- [What to produce] Each line of the material below that holds the word "Video" needs to be copied.

- [Dataset]
## START
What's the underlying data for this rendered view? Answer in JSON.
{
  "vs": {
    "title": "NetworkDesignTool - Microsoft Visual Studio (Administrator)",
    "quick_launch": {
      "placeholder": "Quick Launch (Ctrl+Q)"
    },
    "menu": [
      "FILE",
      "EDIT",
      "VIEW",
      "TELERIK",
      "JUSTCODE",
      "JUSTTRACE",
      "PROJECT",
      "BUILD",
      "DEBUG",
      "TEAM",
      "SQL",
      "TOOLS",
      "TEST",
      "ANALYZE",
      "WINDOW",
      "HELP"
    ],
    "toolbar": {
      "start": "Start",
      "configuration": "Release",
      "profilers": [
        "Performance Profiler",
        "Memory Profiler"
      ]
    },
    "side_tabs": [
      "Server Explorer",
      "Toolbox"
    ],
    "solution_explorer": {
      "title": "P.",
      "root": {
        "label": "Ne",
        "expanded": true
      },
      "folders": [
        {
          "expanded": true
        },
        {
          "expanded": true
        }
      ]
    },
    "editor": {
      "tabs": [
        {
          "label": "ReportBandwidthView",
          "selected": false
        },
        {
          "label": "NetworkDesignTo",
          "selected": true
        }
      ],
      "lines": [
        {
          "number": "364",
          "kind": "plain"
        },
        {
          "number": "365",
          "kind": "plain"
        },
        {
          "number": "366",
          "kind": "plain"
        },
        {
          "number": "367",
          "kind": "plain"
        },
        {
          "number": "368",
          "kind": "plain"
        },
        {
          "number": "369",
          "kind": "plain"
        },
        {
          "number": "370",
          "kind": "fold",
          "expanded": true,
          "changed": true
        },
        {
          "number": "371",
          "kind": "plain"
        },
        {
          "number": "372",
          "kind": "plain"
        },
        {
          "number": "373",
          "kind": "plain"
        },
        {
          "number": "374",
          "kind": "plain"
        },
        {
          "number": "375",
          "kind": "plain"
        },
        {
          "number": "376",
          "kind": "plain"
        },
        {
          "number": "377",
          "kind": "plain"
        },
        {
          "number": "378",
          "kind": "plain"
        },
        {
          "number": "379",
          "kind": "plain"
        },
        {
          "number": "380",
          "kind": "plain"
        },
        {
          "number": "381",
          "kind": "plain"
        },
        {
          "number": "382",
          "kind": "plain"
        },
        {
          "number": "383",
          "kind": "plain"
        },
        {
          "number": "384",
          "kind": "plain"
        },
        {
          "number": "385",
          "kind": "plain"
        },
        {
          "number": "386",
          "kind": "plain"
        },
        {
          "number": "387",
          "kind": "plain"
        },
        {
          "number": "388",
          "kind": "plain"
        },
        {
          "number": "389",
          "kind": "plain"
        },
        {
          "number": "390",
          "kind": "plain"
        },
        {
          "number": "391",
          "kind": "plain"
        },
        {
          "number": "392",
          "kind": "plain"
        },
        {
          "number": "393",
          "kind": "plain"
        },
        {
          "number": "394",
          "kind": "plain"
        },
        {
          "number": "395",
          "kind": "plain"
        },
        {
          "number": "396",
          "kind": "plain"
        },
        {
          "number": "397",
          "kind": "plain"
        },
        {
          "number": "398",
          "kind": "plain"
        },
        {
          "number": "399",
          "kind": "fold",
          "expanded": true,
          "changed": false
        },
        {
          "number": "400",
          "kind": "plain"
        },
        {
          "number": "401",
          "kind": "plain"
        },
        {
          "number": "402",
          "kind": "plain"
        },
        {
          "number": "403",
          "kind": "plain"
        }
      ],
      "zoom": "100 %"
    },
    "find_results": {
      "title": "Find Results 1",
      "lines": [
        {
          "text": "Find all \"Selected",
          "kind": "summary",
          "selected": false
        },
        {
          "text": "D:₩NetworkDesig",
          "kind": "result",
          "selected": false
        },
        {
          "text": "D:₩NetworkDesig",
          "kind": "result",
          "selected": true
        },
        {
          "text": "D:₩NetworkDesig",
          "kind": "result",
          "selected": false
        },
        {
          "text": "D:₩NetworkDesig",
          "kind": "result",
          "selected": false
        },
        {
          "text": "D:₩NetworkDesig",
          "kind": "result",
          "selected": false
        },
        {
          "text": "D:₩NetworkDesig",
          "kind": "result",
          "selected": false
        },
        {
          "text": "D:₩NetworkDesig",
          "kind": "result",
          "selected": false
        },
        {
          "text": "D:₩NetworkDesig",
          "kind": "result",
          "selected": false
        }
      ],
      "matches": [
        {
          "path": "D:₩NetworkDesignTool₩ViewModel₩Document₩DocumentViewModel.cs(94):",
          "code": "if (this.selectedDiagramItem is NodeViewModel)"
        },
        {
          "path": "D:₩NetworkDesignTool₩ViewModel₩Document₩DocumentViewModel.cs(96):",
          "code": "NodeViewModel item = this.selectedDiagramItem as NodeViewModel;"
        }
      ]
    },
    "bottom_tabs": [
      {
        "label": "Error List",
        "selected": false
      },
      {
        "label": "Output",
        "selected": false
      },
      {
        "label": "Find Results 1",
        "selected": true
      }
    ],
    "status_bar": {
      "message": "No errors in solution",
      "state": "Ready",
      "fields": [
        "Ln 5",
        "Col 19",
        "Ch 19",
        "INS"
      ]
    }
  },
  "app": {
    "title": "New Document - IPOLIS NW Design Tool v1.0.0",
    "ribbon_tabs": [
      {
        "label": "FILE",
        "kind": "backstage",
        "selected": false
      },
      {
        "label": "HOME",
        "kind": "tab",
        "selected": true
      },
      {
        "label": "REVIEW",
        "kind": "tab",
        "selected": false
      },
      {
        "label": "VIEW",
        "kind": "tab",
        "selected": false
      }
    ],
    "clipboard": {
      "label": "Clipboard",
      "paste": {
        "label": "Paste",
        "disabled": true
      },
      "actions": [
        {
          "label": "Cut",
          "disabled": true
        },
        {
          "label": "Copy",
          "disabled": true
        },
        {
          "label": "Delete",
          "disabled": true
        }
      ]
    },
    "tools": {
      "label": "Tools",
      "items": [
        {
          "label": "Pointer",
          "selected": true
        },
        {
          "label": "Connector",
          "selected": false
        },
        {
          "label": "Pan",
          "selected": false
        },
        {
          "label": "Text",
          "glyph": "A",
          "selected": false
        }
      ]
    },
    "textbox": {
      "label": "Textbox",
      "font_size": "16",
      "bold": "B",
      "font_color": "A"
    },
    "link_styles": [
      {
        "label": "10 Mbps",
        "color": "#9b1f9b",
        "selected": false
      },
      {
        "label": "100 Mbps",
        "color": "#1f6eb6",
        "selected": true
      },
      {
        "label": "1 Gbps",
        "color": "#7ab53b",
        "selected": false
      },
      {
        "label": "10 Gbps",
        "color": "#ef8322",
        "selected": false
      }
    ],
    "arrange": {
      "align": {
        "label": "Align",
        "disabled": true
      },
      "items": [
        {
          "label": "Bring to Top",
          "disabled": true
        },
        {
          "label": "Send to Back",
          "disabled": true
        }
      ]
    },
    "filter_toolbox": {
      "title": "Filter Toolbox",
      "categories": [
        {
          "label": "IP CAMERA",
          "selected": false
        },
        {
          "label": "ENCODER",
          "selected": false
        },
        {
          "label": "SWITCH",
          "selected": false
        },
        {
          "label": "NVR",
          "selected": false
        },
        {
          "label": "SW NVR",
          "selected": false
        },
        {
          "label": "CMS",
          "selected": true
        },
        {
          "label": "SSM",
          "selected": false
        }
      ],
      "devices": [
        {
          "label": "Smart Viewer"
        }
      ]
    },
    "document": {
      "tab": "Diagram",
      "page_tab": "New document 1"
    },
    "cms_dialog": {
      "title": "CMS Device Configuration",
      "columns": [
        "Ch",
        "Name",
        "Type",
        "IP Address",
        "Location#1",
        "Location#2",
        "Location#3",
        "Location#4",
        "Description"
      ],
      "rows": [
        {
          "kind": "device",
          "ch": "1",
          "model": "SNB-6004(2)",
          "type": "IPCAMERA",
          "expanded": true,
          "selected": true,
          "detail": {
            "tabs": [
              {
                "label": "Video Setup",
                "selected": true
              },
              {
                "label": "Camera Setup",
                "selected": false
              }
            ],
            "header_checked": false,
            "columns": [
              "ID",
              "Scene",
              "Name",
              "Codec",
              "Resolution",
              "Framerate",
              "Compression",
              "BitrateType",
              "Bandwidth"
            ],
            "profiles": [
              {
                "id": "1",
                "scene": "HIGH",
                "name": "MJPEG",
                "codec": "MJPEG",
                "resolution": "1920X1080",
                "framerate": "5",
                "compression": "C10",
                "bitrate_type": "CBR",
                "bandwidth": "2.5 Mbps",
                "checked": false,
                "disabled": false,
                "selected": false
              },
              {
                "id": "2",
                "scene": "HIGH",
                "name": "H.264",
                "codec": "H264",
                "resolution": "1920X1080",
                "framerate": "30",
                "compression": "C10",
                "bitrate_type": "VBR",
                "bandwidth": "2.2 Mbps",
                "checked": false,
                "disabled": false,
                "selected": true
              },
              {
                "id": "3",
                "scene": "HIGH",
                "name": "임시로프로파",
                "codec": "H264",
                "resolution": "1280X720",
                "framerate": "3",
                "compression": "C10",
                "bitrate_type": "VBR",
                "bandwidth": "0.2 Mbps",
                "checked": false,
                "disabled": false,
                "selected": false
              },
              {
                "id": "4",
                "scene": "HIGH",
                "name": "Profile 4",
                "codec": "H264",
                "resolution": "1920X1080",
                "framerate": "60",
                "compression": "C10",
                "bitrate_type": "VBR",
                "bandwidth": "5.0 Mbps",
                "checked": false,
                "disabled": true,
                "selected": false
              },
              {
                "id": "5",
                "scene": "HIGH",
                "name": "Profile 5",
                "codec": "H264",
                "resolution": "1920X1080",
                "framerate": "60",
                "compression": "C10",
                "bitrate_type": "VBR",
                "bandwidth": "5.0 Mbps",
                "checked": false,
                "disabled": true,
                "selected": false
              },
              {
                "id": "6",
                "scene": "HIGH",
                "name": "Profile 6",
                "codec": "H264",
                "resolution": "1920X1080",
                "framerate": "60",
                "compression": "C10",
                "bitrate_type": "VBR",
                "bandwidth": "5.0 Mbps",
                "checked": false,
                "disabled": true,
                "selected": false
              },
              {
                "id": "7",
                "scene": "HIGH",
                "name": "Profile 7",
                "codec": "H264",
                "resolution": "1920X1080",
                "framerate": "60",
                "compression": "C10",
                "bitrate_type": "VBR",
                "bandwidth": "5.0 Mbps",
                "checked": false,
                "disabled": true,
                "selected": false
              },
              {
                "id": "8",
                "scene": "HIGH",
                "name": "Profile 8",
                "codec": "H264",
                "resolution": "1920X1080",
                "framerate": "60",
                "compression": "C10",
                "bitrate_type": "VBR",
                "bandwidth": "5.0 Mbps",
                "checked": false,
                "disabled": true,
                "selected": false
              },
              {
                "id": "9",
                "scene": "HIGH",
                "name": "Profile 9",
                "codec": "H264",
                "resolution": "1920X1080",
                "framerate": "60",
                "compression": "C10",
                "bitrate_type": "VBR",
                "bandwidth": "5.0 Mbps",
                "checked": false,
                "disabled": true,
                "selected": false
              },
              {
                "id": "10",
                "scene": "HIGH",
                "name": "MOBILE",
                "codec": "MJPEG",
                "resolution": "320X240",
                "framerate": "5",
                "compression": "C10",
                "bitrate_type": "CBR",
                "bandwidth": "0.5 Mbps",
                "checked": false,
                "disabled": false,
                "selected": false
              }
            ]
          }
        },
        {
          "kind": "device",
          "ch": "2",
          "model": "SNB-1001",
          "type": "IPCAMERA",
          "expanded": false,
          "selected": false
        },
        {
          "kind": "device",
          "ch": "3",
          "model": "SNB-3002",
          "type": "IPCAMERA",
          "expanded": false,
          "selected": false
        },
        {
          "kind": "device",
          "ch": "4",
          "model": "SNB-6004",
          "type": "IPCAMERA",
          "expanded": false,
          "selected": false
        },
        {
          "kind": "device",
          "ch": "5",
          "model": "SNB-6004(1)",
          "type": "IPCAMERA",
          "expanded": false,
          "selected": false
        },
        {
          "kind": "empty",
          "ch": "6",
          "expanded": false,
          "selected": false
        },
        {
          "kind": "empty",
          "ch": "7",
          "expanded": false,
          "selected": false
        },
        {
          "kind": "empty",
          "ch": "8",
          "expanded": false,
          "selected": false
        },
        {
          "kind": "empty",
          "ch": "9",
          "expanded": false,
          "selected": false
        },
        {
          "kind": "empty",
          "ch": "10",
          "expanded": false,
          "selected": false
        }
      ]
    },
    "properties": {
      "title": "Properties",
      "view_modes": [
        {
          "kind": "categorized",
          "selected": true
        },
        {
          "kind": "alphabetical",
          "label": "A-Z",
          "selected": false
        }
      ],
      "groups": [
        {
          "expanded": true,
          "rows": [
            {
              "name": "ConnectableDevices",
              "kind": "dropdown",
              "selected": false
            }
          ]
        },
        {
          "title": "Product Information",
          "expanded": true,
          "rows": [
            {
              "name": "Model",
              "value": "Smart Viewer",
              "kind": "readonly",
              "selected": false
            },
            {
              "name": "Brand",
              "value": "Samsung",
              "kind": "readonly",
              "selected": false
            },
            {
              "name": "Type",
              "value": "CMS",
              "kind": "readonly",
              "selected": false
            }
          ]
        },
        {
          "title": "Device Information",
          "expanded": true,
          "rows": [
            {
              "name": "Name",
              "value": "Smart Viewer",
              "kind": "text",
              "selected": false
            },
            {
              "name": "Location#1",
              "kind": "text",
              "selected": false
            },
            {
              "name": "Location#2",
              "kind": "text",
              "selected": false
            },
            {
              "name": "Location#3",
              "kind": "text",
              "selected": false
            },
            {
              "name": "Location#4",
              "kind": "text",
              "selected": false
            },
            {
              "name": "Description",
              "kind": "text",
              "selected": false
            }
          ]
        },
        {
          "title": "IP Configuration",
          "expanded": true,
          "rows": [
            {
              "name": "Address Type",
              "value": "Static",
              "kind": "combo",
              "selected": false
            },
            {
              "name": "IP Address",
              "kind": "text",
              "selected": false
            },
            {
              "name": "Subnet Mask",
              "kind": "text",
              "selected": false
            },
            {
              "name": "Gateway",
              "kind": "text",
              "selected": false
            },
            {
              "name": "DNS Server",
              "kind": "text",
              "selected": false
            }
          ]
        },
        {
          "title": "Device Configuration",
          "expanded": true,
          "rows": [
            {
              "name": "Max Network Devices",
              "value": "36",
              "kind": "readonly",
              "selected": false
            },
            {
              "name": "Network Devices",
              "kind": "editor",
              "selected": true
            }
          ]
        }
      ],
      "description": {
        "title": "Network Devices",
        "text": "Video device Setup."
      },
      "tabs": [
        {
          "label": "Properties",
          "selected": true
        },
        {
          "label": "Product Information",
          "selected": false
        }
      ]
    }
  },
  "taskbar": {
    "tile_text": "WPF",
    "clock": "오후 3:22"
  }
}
## END
- [Complete answer]
                "label": "Video Setup",
        "text": "Video device Setup."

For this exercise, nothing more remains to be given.